# What is needed
Extract each line of the listing below that contains the string "送杜少府之任蜀州", with case counting for the match.

☆ ☆ ☆

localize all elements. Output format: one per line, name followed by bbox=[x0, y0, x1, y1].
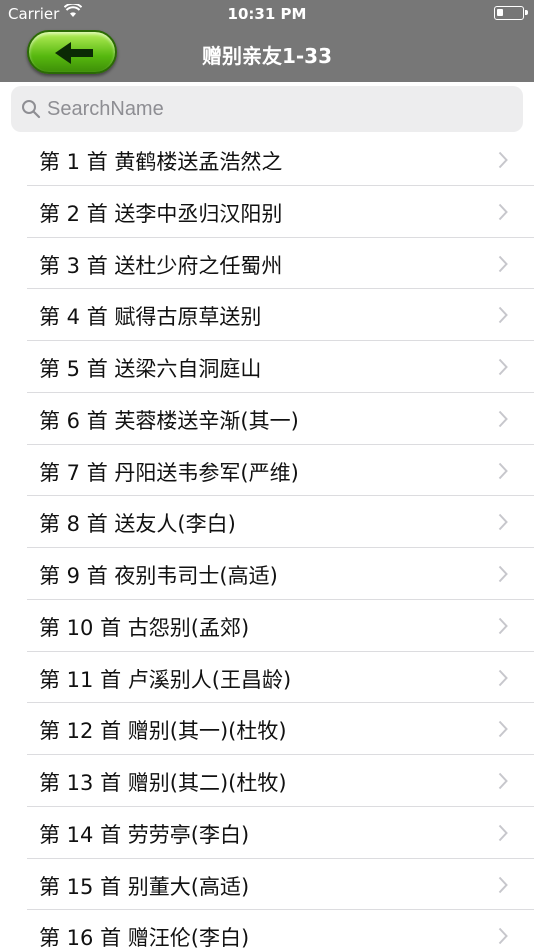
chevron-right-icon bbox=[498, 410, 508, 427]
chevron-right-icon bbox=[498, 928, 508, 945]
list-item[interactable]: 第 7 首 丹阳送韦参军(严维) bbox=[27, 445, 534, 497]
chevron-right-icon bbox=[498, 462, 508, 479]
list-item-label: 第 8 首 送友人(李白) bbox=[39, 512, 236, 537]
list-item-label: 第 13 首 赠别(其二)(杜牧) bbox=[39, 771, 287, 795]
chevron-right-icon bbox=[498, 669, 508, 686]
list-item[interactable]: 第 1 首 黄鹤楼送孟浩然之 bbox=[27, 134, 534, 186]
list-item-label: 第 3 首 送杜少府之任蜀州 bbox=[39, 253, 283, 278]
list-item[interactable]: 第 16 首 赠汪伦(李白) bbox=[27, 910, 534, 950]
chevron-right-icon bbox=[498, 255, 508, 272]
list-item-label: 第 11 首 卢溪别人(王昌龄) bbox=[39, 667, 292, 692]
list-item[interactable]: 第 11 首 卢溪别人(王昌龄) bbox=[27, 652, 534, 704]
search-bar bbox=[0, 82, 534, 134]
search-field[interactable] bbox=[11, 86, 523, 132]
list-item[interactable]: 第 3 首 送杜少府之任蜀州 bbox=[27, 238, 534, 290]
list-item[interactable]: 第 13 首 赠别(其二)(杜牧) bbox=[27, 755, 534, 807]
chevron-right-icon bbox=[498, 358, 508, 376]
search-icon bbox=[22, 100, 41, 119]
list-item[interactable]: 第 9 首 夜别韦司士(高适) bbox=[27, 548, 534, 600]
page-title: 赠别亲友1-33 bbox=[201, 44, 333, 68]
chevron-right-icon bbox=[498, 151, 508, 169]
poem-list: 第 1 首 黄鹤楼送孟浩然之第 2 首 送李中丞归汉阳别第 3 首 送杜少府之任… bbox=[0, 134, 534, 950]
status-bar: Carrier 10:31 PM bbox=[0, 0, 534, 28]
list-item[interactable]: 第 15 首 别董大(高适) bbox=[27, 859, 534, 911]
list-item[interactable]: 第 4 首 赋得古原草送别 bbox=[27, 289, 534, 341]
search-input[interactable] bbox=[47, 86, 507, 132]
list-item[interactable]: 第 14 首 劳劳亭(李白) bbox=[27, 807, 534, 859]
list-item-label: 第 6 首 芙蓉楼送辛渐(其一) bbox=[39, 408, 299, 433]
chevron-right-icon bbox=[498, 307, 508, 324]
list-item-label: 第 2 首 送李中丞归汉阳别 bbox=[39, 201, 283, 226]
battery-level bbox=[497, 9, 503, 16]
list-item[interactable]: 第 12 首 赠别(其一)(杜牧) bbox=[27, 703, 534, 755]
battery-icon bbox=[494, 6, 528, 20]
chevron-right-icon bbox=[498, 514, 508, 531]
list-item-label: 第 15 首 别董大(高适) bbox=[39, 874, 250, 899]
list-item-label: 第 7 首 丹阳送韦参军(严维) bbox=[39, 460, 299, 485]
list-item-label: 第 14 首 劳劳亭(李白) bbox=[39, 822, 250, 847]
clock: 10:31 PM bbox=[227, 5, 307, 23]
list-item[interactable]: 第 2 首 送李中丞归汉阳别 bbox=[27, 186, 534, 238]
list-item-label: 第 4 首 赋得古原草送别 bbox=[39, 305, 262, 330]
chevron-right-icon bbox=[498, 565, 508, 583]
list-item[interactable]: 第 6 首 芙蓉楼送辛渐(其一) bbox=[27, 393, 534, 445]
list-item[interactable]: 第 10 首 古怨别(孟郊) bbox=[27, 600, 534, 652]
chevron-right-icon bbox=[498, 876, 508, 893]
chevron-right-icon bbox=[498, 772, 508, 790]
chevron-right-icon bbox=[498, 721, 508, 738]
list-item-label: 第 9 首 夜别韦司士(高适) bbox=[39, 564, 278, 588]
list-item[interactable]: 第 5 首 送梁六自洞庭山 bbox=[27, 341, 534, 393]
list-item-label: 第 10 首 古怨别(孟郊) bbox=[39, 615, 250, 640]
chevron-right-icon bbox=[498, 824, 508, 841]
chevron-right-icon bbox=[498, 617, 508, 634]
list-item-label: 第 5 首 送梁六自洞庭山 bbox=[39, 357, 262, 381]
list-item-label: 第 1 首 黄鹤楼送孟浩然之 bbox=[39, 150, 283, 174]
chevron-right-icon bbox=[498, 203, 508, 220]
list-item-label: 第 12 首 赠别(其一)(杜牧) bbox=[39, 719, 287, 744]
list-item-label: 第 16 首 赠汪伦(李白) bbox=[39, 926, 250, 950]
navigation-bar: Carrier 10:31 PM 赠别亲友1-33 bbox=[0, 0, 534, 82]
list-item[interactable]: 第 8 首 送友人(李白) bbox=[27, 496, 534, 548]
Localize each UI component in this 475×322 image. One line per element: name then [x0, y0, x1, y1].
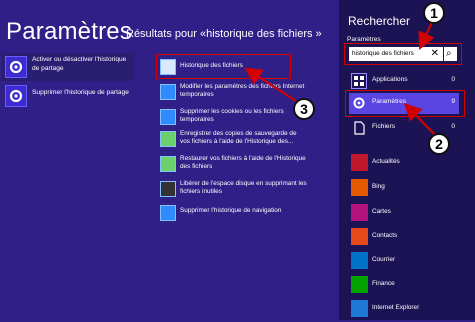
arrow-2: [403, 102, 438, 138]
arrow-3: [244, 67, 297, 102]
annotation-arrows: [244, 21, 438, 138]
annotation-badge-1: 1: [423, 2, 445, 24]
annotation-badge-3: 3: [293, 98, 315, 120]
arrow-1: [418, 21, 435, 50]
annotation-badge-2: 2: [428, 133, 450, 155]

☆ ☆ ☆

# Solution to this exercise
list-item-label: 第 3 首 送杜少府之任蜀州 bbox=[39, 253, 283, 278]
list-item[interactable]: 第 3 首 送杜少府之任蜀州 bbox=[27, 238, 534, 290]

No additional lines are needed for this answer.